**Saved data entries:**

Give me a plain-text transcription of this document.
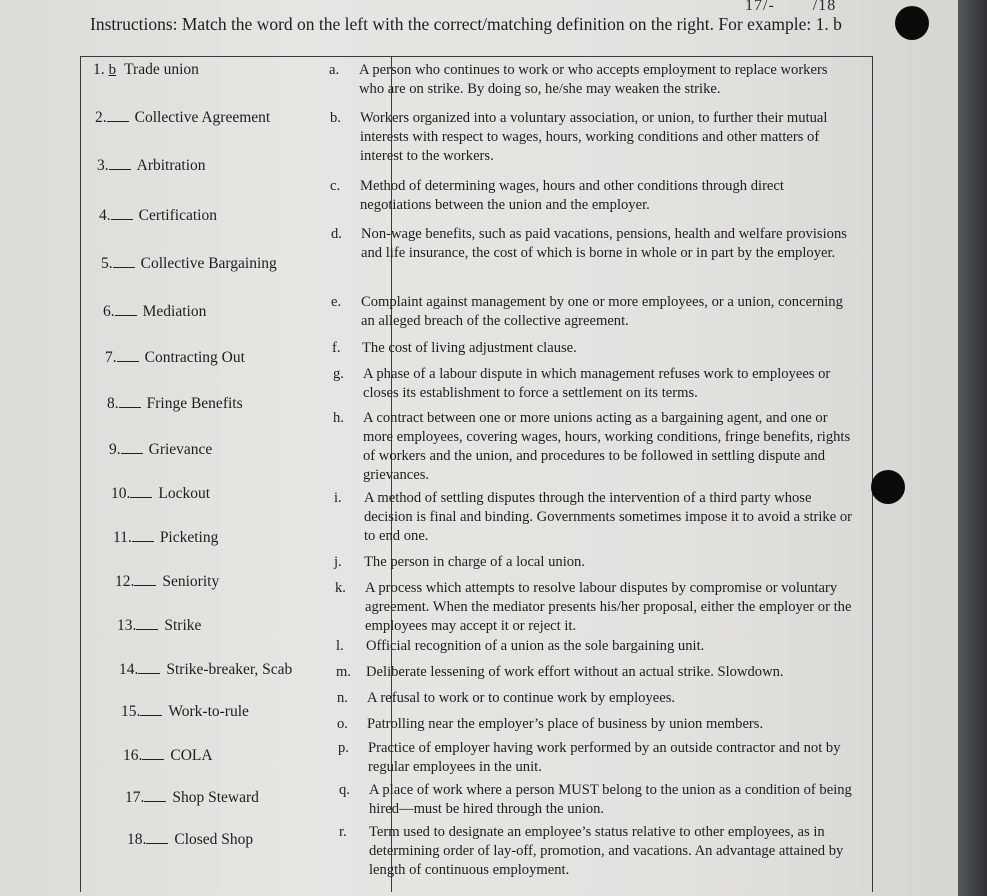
17/- /18
Instructions: Match the word on the left with the correct/matching definition on the right. For example: 1. b
1. b Trade union
2. Collective Agreement
3. Arbitration
4. Certification
5. Collective Bargaining
6. Mediation
7. Contracting Out
8. Fringe Benefits
9. Grievance
10. Lockout
11. Picketing
12. Seniority
13. Strike
14. Strike-breaker, Scab
15. Work-to-rule
16. COLA
17. Shop Steward
18. Closed Shop
a.	A person who continues to work or who accepts employment to replace workers who are on strike. By doing so, he/she may weaken the strike.
b.	Workers organized into a voluntary association, or union, to further their mutual interests with respect to wages, hours, working conditions and other matters of interest to the workers.
c.	Method of determining wages, hours and other conditions through direct negotiations between the union and the employer.
d.	Non-wage benefits, such as paid vacations, pensions, health and welfare provisions and life insurance, the cost of which is borne in whole or in part by the employer.
e.	Complaint against management by one or more employees, or a union, concerning an alleged breach of the collective agreement.
f.	The cost of living adjustment clause.
g.	A phase of a labour dispute in which management refuses work to employees or closes its establishment to force a settlement on its terms.
h.	A contract between one or more unions acting as a bargaining agent, and one or more employees, covering wages, hours, working conditions, fringe benefits, rights of workers and the union, and procedures to be followed in settling dispute and grievances.
i.	A method of settling disputes through the intervention of a third party whose decision is final and binding. Governments sometimes impose it to avoid a strike or to end one.
j.	The person in charge of a local union.
k.	A process which attempts to resolve labour disputes by compromise or voluntary agreement. When the mediator presents his/her proposal, either the employer or the employees may accept it or reject it.
l.	Official recognition of a union as the sole bargaining unit.
m.	Deliberate lessening of work effort without an actual strike. Slowdown.
n.	A refusal to work or to continue work by employees.
o.	Patrolling near the employer’s place of business by union members.
p.	Practice of employer having work performed by an outside contractor and not by regular employees in the unit.
q.	A place of work where a person MUST belong to the union as a condition of being hired—must be hired through the union.
r.	Term used to designate an employee’s status relative to other employees, as in determining order of lay-off, promotion, and vacations. An advantage attained by length of continuous employment.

**Given problem:**
Check all the records above and select each line where the string "more" is found.

**Answer to this task:**
e.	Complaint against management by one or more employees, or a union, concerning an alleged breach of the collective agreement.
h.	A contract between one or more unions acting as a bargaining agent, and one or more employees, covering wages, hours, working conditions, fringe benefits, rights of workers and the union, and procedures to be followed in settling dispute and grievances.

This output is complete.